Given exercise ▸ Repeat each line word for word.

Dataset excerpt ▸
══════════════════════════════
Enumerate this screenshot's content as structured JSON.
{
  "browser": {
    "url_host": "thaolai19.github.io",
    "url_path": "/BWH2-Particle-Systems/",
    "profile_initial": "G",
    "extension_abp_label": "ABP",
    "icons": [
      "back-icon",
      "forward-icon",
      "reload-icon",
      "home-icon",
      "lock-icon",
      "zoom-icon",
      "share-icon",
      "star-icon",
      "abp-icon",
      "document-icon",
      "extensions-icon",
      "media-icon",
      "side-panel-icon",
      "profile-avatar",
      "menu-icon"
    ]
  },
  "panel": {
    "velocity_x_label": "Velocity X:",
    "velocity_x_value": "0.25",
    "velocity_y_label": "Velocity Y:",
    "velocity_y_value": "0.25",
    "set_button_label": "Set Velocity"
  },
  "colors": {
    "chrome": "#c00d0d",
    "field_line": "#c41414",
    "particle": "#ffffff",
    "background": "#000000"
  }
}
══════════════════════════════
Response to the exercise ▸
Enumerate this screenshot's content as structured JSON.
{
  "browser": {
    "url_host": "thaolai19.github.io",
    "url_path": "/BWH2-Particle-Systems/",
    "profile_initial": "G",
    "extension_abp_label": "ABP",
    "icons": [
      "back-icon",
      "forward-icon",
      "reload-icon",
      "home-icon",
      "lock-icon",
      "zoom-icon",
      "share-icon",
      "star-icon",
      "abp-icon",
      "document-icon",
      "extensions-icon",
      "media-icon",
      "side-panel-icon",
      "profile-avatar",
      "menu-icon"
    ]
  },
  "panel": {
    "velocity_x_label": "Velocity X:",
    "velocity_x_value": "0.25",
    "velocity_y_label": "Velocity Y:",
    "velocity_y_value": "0.25",
    "set_button_label": "Set Velocity"
  },
  "colors": {
    "chrome": "#c00d0d",
    "field_line": "#c41414",
    "particle": "#ffffff",
    "background": "#000000"
  }
}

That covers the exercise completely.